Check each line of the listing for the string "处观察灯塔", then state how many lines have it. Only the number is wanted.
**** INFORMATION SHOWN
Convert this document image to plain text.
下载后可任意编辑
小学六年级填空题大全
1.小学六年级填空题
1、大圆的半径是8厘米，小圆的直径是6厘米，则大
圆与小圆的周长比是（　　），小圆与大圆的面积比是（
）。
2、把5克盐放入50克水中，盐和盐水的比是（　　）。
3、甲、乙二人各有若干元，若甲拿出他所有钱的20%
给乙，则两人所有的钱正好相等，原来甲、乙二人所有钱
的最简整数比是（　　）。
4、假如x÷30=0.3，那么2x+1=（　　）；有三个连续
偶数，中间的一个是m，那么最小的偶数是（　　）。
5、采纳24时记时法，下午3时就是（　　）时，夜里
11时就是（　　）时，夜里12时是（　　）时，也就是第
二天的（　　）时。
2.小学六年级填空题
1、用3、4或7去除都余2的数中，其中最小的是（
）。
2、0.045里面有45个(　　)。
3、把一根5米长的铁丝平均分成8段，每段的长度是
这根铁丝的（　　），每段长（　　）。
********
**** INFORMATION SHOWN
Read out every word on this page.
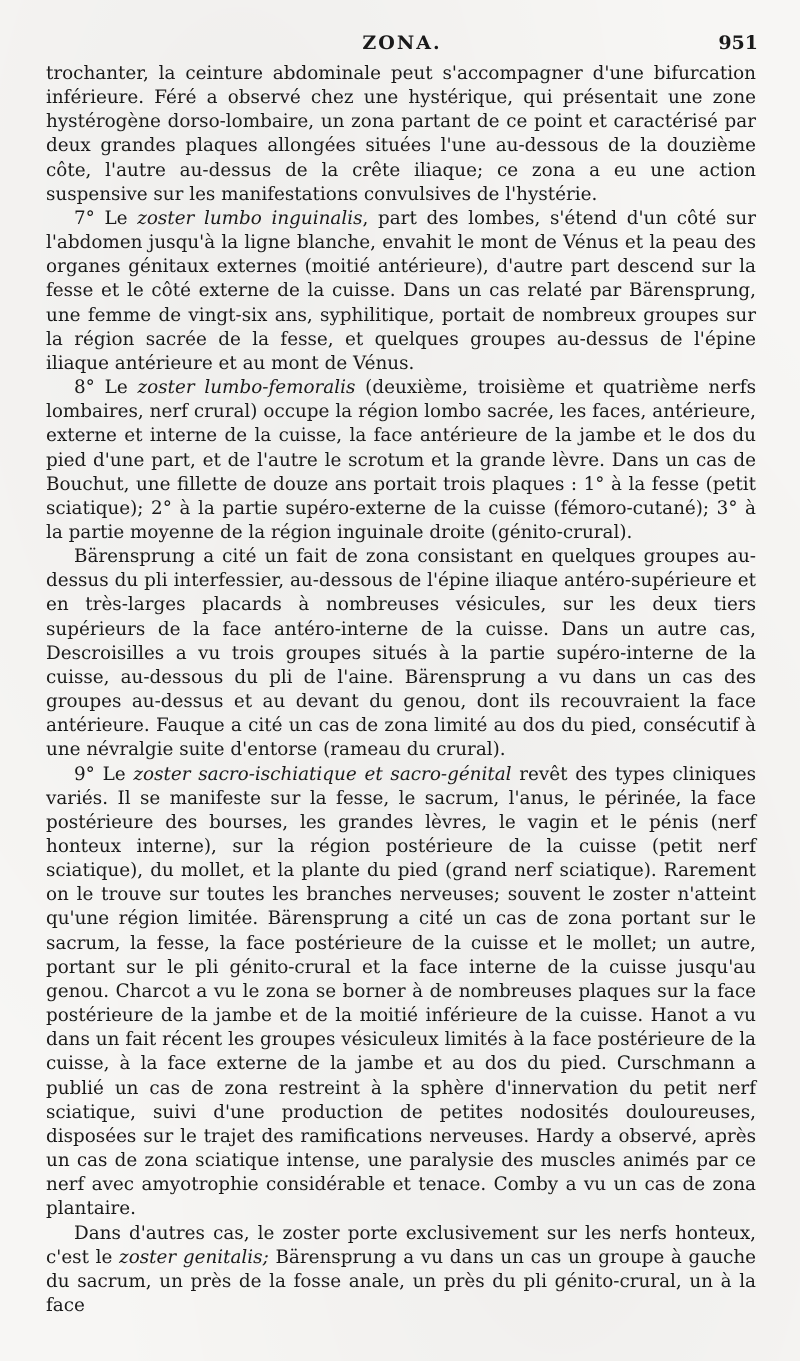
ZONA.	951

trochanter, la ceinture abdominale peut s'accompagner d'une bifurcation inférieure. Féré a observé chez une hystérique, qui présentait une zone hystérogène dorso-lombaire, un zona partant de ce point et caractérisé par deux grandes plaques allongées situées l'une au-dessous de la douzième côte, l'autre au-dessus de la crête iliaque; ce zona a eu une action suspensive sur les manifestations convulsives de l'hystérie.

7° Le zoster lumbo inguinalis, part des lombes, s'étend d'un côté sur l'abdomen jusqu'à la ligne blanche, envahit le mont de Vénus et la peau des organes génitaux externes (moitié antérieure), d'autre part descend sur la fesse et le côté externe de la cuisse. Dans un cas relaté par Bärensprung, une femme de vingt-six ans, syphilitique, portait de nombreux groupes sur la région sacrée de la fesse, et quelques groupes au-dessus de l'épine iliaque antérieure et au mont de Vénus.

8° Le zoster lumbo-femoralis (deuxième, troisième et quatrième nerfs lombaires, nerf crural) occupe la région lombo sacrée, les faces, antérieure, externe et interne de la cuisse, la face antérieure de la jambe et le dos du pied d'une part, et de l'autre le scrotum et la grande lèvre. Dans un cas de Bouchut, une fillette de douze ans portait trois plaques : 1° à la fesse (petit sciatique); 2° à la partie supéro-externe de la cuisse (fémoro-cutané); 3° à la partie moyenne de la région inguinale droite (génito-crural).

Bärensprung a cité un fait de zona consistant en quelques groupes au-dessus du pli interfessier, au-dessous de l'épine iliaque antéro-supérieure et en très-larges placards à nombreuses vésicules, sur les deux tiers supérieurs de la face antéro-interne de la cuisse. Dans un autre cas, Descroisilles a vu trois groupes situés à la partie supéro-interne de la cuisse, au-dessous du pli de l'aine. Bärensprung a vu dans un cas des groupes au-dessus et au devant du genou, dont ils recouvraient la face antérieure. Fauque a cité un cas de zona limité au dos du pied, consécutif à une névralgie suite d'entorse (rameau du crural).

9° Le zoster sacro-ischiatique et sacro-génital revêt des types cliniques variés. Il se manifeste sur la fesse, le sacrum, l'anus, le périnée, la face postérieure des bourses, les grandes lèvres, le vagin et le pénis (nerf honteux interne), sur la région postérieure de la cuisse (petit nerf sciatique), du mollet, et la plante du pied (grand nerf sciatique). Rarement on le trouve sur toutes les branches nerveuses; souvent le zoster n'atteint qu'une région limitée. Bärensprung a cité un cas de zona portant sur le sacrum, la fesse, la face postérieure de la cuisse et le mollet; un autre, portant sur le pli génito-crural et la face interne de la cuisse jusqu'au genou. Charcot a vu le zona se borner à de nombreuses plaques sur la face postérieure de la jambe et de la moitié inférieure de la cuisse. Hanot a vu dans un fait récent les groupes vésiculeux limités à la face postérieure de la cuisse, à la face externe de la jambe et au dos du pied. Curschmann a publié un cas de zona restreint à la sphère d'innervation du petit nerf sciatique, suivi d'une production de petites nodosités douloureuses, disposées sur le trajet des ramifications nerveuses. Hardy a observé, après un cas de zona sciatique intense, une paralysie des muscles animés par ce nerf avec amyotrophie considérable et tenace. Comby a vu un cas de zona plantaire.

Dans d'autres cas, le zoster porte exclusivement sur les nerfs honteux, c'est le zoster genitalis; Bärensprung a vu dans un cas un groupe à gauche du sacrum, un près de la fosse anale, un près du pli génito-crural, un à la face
********
**** INFORMATION SHOWN
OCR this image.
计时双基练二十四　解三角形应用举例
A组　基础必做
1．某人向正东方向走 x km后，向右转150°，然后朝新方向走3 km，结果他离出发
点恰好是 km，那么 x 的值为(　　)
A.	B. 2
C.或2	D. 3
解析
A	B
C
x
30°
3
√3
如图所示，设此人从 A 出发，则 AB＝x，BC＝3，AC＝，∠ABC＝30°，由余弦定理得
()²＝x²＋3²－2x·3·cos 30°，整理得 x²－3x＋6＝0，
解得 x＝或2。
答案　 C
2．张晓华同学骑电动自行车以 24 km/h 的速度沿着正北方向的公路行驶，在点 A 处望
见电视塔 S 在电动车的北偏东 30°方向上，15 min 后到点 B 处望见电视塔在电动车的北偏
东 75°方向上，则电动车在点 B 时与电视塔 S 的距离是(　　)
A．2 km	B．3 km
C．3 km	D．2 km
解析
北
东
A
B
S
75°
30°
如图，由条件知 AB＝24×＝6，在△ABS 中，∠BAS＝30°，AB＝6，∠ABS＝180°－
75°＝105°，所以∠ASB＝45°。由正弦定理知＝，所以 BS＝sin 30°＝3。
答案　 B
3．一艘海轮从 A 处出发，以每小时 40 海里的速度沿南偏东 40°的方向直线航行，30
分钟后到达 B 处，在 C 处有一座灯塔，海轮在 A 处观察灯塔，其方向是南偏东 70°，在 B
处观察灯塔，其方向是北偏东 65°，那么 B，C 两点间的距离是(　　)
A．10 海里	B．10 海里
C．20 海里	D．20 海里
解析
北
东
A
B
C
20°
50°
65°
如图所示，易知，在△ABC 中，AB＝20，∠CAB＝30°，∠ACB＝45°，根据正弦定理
********
» **PROBLEM SOLUTION**
2